SOURCE MATERIAL
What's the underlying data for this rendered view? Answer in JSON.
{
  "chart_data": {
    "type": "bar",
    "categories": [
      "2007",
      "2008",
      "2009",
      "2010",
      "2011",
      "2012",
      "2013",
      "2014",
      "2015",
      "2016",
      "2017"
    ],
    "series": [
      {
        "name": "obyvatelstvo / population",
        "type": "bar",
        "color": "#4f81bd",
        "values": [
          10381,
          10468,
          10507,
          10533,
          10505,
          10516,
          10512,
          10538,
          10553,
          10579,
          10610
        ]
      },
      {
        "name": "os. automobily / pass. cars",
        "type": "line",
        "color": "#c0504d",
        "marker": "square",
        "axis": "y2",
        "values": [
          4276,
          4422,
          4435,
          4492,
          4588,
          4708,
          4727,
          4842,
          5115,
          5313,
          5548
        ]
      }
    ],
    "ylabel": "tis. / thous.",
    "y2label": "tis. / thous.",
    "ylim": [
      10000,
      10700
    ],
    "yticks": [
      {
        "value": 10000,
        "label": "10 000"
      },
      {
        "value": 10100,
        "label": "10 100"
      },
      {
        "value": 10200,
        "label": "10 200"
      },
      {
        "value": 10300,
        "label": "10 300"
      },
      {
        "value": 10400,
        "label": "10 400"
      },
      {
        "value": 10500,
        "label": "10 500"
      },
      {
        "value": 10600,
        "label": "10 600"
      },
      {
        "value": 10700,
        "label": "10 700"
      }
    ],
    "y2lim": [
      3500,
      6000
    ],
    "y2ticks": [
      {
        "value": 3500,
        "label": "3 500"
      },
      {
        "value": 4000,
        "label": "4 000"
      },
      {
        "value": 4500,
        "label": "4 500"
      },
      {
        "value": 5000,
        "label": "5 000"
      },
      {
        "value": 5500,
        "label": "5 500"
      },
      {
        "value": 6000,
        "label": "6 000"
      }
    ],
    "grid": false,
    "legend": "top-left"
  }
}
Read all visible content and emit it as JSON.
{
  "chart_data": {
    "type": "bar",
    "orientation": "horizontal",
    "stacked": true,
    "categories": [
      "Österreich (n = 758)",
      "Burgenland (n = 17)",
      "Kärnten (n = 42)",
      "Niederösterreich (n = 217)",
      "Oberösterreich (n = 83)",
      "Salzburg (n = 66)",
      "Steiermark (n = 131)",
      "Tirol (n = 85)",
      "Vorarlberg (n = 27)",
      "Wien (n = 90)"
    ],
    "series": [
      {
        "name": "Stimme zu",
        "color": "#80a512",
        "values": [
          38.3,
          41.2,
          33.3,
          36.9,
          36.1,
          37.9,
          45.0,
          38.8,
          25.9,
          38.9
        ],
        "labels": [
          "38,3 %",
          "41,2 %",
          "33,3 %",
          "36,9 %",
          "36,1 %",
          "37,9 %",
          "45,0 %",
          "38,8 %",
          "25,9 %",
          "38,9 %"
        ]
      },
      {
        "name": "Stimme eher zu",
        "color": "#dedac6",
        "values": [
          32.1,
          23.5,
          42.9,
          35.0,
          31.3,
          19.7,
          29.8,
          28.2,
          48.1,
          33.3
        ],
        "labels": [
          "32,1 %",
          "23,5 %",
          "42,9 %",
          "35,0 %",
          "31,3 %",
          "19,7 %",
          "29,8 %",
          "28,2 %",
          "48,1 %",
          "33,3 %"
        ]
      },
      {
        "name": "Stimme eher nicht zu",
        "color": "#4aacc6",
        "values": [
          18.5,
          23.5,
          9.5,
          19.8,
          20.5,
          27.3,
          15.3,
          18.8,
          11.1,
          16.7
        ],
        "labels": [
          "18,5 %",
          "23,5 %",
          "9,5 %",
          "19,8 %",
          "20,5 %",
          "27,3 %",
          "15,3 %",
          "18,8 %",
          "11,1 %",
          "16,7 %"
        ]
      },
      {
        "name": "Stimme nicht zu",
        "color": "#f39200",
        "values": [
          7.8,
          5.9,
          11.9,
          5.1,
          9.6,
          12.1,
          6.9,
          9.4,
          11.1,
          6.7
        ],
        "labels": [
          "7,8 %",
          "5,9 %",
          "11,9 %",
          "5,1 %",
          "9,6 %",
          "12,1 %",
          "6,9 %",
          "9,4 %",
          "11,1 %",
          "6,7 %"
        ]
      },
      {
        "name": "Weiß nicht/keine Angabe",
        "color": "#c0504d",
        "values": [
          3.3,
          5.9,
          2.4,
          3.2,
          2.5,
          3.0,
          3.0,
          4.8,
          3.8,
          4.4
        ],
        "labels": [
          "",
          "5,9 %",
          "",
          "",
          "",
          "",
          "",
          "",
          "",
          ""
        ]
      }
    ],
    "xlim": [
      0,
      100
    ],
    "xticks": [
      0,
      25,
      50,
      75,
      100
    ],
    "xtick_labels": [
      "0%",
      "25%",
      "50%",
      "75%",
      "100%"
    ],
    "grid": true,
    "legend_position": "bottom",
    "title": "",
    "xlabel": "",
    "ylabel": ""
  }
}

PROMPT
Go through the entries and repeat each one exactly.

ANSWER IN FULL
What's the underlying data for this rendered view? Answer in JSON.
{
  "chart_data": {
    "type": "bar",
    "categories": [
      "2007",
      "2008",
      "2009",
      "2010",
      "2011",
      "2012",
      "2013",
      "2014",
      "2015",
      "2016",
      "2017"
    ],
    "series": [
      {
        "name": "obyvatelstvo / population",
        "type": "bar",
        "color": "#4f81bd",
        "values": [
          10381,
          10468,
          10507,
          10533,
          10505,
          10516,
          10512,
          10538,
          10553,
          10579,
          10610
        ]
      },
      {
        "name": "os. automobily / pass. cars",
        "type": "line",
        "color": "#c0504d",
        "marker": "square",
        "axis": "y2",
        "values": [
          4276,
          4422,
          4435,
          4492,
          4588,
          4708,
          4727,
          4842,
          5115,
          5313,
          5548
        ]
      }
    ],
    "ylabel": "tis. / thous.",
    "y2label": "tis. / thous.",
    "ylim": [
      10000,
      10700
    ],
    "yticks": [
      {
        "value": 10000,
        "label": "10 000"
      },
      {
        "value": 10100,
        "label": "10 100"
      },
      {
        "value": 10200,
        "label": "10 200"
      },
      {
        "value": 10300,
        "label": "10 300"
      },
      {
        "value": 10400,
        "label": "10 400"
      },
      {
        "value": 10500,
        "label": "10 500"
      },
      {
        "value": 10600,
        "label": "10 600"
      },
      {
        "value": 10700,
        "label": "10 700"
      }
    ],
    "y2lim": [
      3500,
      6000
    ],
    "y2ticks": [
      {
        "value": 3500,
        "label": "3 500"
      },
      {
        "value": 4000,
        "label": "4 000"
      },
      {
        "value": 4500,
        "label": "4 500"
      },
      {
        "value": 5000,
        "label": "5 000"
      },
      {
        "value": 5500,
        "label": "5 500"
      },
      {
        "value": 6000,
        "label": "6 000"
      }
    ],
    "grid": false,
    "legend": "top-left"
  }
}
Read all visible content and emit it as JSON.
{
  "chart_data": {
    "type": "bar",
    "orientation": "horizontal",
    "stacked": true,
    "categories": [
      "Österreich (n = 758)",
      "Burgenland (n = 17)",
      "Kärnten (n = 42)",
      "Niederösterreich (n = 217)",
      "Oberösterreich (n = 83)",
      "Salzburg (n = 66)",
      "Steiermark (n = 131)",
      "Tirol (n = 85)",
      "Vorarlberg (n = 27)",
      "Wien (n = 90)"
    ],
    "series": [
      {
        "name": "Stimme zu",
        "color": "#80a512",
        "values": [
          38.3,
          41.2,
          33.3,
          36.9,
          36.1,
          37.9,
          45.0,
          38.8,
          25.9,
          38.9
        ],
        "labels": [
          "38,3 %",
          "41,2 %",
          "33,3 %",
          "36,9 %",
          "36,1 %",
          "37,9 %",
          "45,0 %",
          "38,8 %",
          "25,9 %",
          "38,9 %"
        ]
      },
      {
        "name": "Stimme eher zu",
        "color": "#dedac6",
        "values": [
          32.1,
          23.5,
          42.9,
          35.0,
          31.3,
          19.7,
          29.8,
          28.2,
          48.1,
          33.3
        ],
        "labels": [
          "32,1 %",
          "23,5 %",
          "42,9 %",
          "35,0 %",
          "31,3 %",
          "19,7 %",
          "29,8 %",
          "28,2 %",
          "48,1 %",
          "33,3 %"
        ]
      },
      {
        "name": "Stimme eher nicht zu",
        "color": "#4aacc6",
        "values": [
          18.5,
          23.5,
          9.5,
          19.8,
          20.5,
          27.3,
          15.3,
          18.8,
          11.1,
          16.7
        ],
        "labels": [
          "18,5 %",
          "23,5 %",
          "9,5 %",
          "19,8 %",
          "20,5 %",
          "27,3 %",
          "15,3 %",
          "18,8 %",
          "11,1 %",
          "16,7 %"
        ]
      },
      {
        "name": "Stimme nicht zu",
        "color": "#f39200",
        "values": [
          7.8,
          5.9,
          11.9,
          5.1,
          9.6,
          12.1,
          6.9,
          9.4,
          11.1,
          6.7
        ],
        "labels": [
          "7,8 %",
          "5,9 %",
          "11,9 %",
          "5,1 %",
          "9,6 %",
          "12,1 %",
          "6,9 %",
          "9,4 %",
          "11,1 %",
          "6,7 %"
        ]
      },
      {
        "name": "Weiß nicht/keine Angabe",
        "color": "#c0504d",
        "values": [
          3.3,
          5.9,
          2.4,
          3.2,
          2.5,
          3.0,
          3.0,
          4.8,
          3.8,
          4.4
        ],
        "labels": [
          "",
          "5,9 %",
          "",
          "",
          "",
          "",
          "",
          "",
          "",
          ""
        ]
      }
    ],
    "xlim": [
      0,
      100
    ],
    "xticks": [
      0,
      25,
      50,
      75,
      100
    ],
    "xtick_labels": [
      "0%",
      "25%",
      "50%",
      "75%",
      "100%"
    ],
    "grid": true,
    "legend_position": "bottom",
    "title": "",
    "xlabel": "",
    "ylabel": ""
  }
}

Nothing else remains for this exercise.